* begin *

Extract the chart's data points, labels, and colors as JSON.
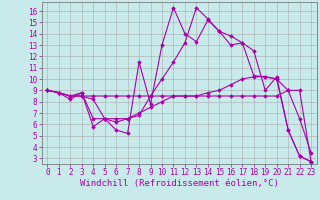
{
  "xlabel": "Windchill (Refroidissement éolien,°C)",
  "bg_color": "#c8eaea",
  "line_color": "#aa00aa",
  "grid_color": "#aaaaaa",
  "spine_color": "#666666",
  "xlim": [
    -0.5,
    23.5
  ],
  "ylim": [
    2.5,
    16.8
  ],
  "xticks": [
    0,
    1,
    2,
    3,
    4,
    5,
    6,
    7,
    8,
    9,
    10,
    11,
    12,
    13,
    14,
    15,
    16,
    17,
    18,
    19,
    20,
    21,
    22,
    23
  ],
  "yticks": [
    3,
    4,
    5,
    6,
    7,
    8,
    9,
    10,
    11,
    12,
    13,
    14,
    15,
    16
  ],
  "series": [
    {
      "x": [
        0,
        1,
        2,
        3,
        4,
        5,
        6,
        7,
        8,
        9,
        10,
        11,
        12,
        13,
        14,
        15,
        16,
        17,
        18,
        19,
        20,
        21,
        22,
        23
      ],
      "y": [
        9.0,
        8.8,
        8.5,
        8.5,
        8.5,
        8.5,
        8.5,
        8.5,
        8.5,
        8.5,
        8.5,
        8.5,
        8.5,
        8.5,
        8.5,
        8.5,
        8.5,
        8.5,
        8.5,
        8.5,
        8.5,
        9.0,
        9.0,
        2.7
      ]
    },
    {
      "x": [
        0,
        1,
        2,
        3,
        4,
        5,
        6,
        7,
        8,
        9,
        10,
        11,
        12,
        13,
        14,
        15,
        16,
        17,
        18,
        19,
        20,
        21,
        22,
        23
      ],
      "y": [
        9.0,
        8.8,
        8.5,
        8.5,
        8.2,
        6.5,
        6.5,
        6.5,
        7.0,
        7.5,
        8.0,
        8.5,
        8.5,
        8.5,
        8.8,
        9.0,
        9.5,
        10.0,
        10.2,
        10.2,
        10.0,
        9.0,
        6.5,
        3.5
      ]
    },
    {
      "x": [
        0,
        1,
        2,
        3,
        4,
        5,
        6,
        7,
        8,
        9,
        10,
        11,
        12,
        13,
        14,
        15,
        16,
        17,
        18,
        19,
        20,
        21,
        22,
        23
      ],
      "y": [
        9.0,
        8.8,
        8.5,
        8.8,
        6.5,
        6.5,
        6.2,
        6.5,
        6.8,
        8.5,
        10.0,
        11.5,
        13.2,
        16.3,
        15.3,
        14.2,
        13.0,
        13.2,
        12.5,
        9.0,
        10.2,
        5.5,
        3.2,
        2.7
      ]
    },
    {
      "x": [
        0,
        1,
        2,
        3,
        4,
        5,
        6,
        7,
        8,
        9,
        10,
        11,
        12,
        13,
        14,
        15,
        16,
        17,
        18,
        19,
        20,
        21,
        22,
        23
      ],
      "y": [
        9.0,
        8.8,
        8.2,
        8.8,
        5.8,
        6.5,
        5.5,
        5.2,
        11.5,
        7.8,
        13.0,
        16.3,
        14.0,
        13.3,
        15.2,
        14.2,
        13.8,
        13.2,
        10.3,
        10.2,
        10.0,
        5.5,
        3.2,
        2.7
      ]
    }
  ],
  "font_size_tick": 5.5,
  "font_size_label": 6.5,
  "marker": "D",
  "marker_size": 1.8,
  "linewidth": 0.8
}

* end *
* begin *

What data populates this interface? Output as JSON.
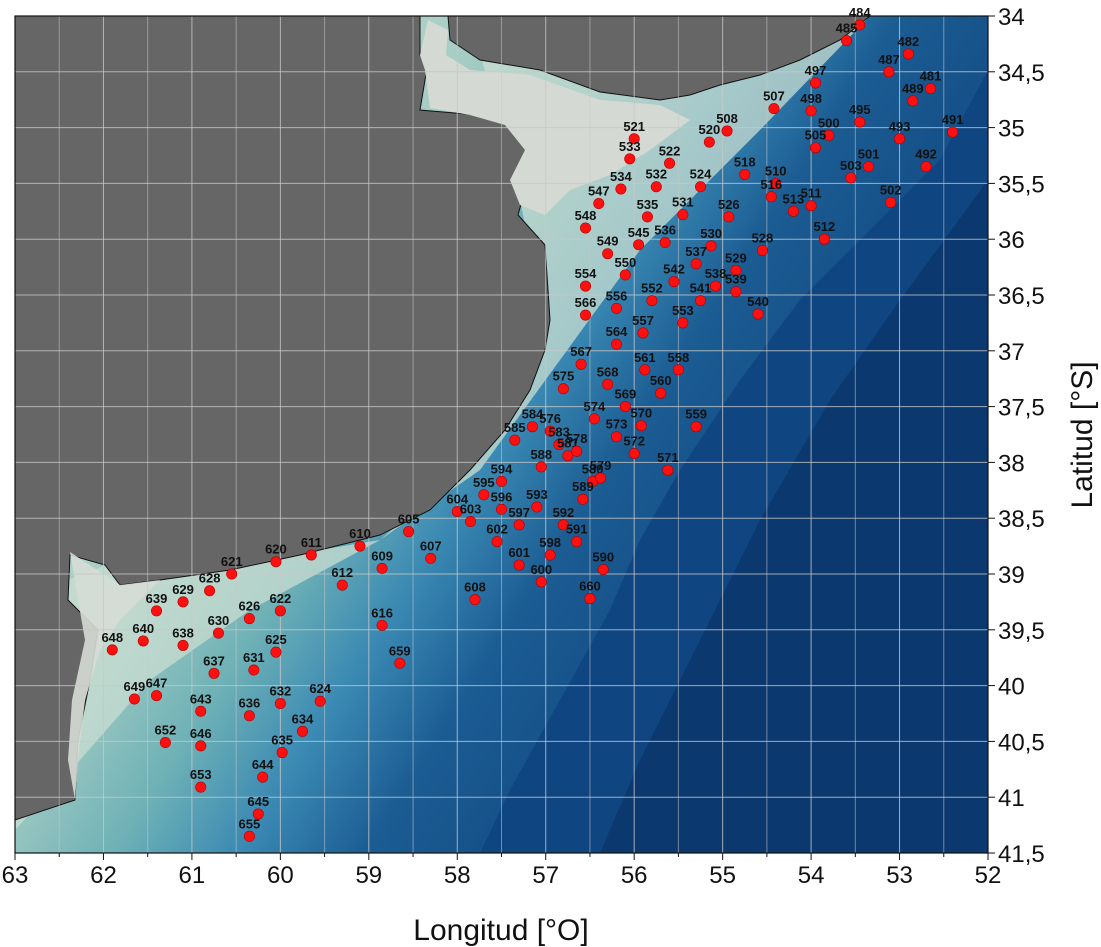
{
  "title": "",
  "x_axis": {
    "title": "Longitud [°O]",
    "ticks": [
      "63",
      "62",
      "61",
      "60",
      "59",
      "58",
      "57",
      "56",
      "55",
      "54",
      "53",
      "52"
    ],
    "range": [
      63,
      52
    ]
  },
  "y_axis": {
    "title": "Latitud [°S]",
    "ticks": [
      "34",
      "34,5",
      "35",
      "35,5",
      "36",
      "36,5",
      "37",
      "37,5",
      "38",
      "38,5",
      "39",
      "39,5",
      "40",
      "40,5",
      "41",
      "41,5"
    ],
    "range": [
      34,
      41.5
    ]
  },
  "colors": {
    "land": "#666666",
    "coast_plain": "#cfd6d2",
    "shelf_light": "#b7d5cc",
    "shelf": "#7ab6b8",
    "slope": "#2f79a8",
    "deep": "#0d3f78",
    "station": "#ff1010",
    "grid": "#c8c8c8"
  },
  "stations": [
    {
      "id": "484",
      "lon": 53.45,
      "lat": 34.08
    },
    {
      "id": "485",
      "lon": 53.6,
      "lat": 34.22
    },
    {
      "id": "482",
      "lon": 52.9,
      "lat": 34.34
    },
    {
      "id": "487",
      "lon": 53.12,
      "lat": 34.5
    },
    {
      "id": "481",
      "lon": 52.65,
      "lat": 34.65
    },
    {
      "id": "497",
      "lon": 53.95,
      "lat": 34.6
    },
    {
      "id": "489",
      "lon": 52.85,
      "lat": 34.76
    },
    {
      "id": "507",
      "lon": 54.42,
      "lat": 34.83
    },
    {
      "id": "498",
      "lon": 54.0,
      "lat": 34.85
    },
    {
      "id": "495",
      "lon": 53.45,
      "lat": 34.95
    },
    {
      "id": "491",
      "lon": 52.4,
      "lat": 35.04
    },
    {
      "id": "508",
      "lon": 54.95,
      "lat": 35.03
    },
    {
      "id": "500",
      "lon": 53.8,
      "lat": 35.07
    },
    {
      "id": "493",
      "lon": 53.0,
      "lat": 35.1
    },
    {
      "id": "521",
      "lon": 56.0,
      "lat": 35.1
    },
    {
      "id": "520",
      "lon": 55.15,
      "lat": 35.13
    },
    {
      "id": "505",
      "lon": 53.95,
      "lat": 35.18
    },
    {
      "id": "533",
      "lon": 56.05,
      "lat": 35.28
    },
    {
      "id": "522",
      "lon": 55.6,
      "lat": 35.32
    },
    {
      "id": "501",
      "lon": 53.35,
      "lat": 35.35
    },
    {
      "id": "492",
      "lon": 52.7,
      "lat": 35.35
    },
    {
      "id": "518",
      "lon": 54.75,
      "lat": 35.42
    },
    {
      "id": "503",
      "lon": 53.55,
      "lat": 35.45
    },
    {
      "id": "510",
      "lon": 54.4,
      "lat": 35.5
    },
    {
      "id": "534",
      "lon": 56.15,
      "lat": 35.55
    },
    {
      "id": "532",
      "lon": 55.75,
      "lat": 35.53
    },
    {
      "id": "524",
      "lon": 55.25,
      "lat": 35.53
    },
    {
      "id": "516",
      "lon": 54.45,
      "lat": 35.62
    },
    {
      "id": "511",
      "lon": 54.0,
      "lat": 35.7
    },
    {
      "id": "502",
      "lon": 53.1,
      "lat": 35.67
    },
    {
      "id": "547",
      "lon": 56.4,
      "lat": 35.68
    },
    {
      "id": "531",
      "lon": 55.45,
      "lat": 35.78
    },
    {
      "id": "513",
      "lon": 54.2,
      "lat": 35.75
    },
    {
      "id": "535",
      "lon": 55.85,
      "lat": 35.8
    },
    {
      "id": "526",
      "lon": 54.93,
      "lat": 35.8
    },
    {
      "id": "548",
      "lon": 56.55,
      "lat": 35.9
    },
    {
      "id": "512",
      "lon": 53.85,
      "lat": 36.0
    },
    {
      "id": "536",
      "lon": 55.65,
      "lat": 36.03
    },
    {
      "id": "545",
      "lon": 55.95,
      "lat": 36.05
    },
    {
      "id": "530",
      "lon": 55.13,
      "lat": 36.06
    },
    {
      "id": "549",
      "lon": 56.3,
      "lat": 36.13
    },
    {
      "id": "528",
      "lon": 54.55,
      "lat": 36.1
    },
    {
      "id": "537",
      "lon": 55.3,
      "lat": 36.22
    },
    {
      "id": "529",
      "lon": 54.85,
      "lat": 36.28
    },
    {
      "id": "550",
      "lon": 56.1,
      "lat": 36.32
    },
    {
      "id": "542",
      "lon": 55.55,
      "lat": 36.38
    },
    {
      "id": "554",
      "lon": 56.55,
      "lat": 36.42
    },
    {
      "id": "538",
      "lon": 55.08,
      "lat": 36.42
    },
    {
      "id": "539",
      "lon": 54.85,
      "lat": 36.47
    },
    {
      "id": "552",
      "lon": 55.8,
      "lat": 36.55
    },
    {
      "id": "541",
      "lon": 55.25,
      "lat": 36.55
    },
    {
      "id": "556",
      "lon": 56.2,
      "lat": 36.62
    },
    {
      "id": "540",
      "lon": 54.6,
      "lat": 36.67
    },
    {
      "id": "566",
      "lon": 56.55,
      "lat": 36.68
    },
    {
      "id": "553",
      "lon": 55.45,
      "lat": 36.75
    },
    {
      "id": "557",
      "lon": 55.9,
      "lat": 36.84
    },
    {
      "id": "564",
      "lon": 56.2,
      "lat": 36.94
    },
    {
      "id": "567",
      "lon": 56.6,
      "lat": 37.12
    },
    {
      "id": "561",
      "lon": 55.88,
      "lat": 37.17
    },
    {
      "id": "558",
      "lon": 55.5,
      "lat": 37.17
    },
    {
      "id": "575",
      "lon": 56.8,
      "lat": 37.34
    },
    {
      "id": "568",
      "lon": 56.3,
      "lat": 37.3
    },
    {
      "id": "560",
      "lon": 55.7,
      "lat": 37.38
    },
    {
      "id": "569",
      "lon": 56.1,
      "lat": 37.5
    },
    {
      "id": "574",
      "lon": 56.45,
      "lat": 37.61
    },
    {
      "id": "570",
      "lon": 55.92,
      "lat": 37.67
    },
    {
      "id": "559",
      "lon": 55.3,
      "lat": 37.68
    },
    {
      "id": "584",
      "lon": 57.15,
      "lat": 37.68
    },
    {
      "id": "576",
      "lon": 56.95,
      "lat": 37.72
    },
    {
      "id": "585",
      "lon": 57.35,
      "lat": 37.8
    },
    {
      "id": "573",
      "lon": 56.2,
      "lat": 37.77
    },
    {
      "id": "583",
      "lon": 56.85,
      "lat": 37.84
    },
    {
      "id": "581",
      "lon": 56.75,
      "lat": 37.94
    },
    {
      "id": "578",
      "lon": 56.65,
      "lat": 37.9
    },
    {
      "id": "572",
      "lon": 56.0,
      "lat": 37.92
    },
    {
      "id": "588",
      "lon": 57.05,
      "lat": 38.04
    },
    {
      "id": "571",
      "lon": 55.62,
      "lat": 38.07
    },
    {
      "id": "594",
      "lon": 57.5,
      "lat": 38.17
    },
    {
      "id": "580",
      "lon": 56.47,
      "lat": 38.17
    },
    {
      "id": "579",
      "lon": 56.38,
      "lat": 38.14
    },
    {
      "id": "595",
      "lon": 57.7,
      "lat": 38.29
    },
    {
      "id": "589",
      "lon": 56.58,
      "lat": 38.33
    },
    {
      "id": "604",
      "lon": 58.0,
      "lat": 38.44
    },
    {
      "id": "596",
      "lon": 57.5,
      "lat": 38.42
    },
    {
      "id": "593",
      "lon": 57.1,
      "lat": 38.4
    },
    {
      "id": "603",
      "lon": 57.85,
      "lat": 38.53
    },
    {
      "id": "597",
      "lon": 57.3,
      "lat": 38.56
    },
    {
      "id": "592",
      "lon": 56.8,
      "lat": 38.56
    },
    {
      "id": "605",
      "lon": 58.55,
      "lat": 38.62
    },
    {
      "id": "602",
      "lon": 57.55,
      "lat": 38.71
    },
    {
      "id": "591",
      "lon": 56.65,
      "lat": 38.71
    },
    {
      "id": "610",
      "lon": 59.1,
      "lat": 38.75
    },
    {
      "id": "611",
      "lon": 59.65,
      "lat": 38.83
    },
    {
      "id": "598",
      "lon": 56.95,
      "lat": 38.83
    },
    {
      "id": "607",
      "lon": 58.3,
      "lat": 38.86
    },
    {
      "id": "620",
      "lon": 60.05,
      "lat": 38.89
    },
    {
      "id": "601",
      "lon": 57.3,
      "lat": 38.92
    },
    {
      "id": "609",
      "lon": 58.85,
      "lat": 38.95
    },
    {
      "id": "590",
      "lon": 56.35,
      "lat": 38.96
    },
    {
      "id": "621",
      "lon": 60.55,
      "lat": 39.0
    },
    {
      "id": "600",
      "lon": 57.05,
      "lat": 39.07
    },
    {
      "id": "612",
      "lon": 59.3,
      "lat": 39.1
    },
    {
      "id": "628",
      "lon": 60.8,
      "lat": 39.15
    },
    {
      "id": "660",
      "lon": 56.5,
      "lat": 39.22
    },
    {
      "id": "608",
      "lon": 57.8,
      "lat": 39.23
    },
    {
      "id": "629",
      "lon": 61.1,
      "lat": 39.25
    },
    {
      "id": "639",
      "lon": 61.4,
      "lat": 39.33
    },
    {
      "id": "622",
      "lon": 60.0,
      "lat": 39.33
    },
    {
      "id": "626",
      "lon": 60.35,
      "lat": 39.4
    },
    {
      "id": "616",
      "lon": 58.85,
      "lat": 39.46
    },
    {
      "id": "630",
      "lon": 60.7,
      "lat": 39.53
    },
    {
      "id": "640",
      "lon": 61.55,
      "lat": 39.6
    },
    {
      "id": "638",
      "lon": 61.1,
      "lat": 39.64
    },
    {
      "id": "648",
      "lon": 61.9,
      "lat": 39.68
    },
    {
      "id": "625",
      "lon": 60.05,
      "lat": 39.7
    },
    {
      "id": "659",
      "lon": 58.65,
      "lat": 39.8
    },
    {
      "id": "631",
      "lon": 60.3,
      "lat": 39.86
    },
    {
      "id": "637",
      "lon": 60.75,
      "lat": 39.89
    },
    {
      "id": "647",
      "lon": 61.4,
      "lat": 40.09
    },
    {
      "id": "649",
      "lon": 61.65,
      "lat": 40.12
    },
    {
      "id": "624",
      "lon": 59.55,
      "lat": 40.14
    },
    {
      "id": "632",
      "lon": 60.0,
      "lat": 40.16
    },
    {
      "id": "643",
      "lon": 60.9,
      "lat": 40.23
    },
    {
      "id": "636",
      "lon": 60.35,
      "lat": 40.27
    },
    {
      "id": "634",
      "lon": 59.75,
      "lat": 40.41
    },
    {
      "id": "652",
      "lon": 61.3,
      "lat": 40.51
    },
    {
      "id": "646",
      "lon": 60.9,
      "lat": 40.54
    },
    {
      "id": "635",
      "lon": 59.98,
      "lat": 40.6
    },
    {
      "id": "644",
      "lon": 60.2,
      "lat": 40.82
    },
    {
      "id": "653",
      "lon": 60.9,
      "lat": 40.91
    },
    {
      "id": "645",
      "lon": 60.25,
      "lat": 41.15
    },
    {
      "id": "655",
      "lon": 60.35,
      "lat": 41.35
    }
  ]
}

* end *
* begin *

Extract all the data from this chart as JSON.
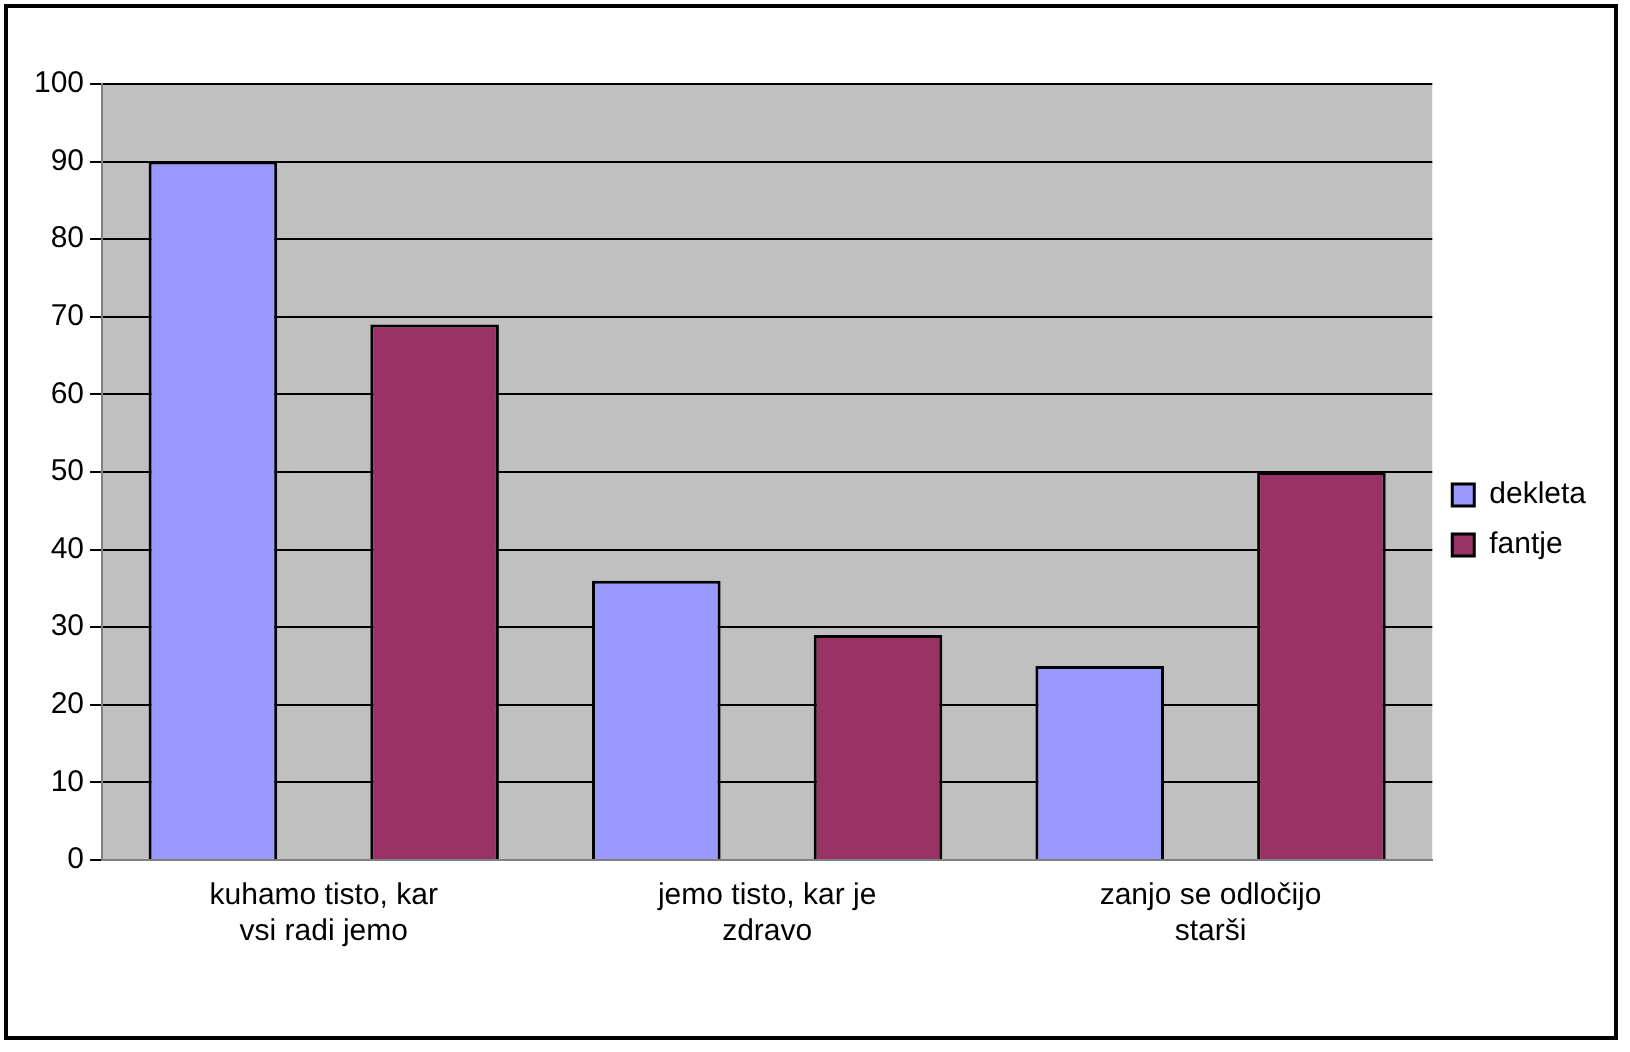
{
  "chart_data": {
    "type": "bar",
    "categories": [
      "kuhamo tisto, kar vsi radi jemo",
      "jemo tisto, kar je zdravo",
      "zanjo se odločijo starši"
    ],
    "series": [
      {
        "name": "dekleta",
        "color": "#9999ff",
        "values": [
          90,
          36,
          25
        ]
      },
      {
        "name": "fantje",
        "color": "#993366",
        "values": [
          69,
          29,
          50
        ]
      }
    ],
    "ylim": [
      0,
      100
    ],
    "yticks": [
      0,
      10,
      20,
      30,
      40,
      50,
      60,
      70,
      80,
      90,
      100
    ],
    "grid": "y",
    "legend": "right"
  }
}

* end *

Return every line from the records above that holds the word "colors".

Extract the chart's data points, labels, and colors as JSON.
  "colors": {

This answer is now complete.